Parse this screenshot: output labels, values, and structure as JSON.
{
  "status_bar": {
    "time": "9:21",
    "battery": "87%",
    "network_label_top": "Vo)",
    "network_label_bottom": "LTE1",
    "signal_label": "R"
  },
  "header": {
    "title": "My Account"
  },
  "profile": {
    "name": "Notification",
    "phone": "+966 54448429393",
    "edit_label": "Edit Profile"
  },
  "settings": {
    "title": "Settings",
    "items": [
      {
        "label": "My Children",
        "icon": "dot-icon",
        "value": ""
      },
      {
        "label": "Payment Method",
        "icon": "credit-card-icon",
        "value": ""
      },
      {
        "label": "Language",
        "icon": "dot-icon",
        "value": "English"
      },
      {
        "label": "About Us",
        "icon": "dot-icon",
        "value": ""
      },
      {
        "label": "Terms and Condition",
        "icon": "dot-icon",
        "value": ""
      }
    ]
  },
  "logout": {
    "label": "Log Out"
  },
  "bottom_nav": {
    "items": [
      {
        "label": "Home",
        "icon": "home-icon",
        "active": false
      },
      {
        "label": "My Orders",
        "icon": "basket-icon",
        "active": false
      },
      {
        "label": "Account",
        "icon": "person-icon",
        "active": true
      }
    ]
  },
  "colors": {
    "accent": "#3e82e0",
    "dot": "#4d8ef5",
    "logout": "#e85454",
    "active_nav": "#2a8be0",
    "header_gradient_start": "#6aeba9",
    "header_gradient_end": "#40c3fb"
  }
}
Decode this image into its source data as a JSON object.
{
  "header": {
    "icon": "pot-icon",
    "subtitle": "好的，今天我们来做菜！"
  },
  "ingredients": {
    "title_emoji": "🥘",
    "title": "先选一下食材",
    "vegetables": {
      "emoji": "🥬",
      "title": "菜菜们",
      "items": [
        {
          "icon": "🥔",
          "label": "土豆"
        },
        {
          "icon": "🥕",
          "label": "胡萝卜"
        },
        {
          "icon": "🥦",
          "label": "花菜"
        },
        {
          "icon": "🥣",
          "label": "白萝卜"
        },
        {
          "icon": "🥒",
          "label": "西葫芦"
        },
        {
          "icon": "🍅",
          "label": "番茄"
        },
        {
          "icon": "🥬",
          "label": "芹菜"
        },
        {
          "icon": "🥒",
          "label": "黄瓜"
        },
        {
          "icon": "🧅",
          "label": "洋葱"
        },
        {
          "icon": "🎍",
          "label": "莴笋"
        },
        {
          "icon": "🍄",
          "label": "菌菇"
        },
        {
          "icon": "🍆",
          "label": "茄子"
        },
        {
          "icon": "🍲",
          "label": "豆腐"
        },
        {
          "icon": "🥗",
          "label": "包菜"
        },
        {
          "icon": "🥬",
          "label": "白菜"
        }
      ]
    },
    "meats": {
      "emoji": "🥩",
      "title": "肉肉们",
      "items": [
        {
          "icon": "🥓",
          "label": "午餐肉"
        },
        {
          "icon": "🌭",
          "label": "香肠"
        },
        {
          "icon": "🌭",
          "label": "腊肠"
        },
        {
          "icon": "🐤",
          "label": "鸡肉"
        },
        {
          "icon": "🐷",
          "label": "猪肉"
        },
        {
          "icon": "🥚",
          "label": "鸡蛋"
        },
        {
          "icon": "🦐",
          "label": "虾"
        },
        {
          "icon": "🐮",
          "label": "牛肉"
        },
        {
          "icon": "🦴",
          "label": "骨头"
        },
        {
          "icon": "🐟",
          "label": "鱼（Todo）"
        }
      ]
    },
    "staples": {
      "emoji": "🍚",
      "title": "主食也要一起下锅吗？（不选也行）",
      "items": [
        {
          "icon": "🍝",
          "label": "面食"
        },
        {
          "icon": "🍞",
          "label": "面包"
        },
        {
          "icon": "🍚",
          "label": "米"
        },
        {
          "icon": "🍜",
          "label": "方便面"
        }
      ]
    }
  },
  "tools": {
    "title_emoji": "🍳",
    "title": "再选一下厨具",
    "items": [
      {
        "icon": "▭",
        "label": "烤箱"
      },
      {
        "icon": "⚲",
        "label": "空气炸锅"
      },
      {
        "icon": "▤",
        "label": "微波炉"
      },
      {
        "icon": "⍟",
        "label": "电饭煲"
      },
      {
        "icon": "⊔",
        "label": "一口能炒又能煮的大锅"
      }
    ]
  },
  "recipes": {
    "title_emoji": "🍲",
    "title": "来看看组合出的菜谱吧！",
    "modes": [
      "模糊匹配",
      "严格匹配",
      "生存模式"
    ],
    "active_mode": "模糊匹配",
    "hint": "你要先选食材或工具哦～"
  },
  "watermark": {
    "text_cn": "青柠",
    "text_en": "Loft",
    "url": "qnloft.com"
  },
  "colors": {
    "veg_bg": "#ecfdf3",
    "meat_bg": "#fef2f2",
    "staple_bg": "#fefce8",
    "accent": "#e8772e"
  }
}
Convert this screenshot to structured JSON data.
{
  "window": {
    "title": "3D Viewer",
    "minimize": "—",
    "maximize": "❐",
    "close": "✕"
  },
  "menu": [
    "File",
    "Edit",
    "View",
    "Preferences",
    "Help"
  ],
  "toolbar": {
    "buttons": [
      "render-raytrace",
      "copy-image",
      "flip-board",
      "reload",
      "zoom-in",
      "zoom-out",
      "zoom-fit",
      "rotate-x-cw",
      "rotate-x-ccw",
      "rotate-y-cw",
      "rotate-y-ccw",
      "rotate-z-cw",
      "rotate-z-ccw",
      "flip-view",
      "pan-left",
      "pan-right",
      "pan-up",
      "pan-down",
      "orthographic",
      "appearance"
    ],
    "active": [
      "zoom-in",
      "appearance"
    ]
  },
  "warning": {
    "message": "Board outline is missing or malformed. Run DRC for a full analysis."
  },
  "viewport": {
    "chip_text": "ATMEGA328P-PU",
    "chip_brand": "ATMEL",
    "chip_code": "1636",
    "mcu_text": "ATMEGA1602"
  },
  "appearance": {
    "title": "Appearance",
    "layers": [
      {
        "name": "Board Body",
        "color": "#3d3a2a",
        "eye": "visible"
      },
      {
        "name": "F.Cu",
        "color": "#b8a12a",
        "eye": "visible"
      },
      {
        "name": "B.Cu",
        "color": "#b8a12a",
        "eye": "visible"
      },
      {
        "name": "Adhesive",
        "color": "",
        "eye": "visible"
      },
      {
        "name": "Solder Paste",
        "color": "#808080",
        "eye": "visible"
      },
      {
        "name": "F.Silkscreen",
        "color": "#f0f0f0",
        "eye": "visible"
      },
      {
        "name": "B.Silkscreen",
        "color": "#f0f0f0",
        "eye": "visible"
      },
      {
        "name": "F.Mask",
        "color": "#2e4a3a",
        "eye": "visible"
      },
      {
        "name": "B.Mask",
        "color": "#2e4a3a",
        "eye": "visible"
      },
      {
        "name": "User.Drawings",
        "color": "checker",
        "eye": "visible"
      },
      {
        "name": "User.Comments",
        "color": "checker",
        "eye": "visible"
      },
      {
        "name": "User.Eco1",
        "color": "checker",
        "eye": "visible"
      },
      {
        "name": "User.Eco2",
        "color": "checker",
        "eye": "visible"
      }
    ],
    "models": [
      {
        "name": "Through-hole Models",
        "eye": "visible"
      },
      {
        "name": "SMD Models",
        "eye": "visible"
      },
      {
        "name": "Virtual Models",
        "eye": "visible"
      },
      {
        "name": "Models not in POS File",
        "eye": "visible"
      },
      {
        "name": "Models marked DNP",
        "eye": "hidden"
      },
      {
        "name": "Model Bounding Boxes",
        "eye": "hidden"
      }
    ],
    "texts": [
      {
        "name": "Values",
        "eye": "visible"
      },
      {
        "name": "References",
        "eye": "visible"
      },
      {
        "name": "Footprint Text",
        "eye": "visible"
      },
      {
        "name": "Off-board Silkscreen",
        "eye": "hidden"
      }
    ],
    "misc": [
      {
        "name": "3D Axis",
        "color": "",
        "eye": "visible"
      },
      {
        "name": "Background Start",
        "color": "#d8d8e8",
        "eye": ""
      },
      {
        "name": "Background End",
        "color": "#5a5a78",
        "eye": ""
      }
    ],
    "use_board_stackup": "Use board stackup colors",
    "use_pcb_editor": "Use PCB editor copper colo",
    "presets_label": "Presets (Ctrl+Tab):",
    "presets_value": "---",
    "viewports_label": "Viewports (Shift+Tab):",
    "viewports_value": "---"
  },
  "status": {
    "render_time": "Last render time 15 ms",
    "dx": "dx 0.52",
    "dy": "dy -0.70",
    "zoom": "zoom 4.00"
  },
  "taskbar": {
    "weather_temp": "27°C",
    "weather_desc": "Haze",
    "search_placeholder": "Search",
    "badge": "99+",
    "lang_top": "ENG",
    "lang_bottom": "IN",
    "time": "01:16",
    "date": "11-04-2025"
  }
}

——————

WHAT IS NEEDED: Report only a number: how many lines in the material above contain the string "this".

RESULT: 3